- _Request_
Set down exactly the lines from the one containing "OCR this image." through the last line of the records below, both included, and nothing else.

::: Information provided :::

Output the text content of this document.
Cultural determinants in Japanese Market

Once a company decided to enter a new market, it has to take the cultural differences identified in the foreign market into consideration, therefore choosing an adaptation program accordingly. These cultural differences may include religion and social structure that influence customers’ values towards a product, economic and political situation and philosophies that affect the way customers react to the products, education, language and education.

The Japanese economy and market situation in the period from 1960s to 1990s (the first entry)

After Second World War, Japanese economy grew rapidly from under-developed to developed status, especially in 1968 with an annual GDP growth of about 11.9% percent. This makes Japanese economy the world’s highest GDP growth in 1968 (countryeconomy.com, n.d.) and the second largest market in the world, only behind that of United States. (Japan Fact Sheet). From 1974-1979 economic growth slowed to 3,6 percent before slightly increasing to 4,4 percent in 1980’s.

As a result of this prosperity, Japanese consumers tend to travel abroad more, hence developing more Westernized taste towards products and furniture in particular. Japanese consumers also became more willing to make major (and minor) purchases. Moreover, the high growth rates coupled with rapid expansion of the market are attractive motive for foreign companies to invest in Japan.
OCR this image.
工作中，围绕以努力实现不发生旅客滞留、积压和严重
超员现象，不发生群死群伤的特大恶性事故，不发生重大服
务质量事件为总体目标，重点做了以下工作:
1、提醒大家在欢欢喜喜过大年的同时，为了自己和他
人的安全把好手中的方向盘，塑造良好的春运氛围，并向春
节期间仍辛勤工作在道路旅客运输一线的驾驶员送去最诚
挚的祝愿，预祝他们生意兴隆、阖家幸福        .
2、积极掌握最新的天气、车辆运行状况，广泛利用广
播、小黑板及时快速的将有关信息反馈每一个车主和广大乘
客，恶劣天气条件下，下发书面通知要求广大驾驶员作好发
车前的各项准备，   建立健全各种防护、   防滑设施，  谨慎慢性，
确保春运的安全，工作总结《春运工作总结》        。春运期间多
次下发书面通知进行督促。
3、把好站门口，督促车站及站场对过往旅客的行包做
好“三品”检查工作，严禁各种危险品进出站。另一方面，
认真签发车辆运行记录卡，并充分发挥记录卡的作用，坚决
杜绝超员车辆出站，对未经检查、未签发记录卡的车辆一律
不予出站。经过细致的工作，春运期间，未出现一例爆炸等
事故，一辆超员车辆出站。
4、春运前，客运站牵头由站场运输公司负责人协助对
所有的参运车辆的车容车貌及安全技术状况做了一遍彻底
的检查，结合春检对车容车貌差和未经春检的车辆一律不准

:::

- _Completed exercise_
OCR this image.
工作中，围绕以努力实现不发生旅客滞留、积压和严重
超员现象，不发生群死群伤的特大恶性事故，不发生重大服
务质量事件为总体目标，重点做了以下工作:
1、提醒大家在欢欢喜喜过大年的同时，为了自己和他
人的安全把好手中的方向盘，塑造良好的春运氛围，并向春
节期间仍辛勤工作在道路旅客运输一线的驾驶员送去最诚
挚的祝愿，预祝他们生意兴隆、阖家幸福        .
2、积极掌握最新的天气、车辆运行状况，广泛利用广
播、小黑板及时快速的将有关信息反馈每一个车主和广大乘
客，恶劣天气条件下，下发书面通知要求广大驾驶员作好发
车前的各项准备，   建立健全各种防护、   防滑设施，  谨慎慢性，
确保春运的安全，工作总结《春运工作总结》        。春运期间多
次下发书面通知进行督促。
3、把好站门口，督促车站及站场对过往旅客的行包做
好“三品”检查工作，严禁各种危险品进出站。另一方面，
认真签发车辆运行记录卡，并充分发挥记录卡的作用，坚决
杜绝超员车辆出站，对未经检查、未签发记录卡的车辆一律
不予出站。经过细致的工作，春运期间，未出现一例爆炸等
事故，一辆超员车辆出站。
4、春运前，客运站牵头由站场运输公司负责人协助对
所有的参运车辆的车容车貌及安全技术状况做了一遍彻底
的检查，结合春检对车容车貌差和未经春检的车辆一律不准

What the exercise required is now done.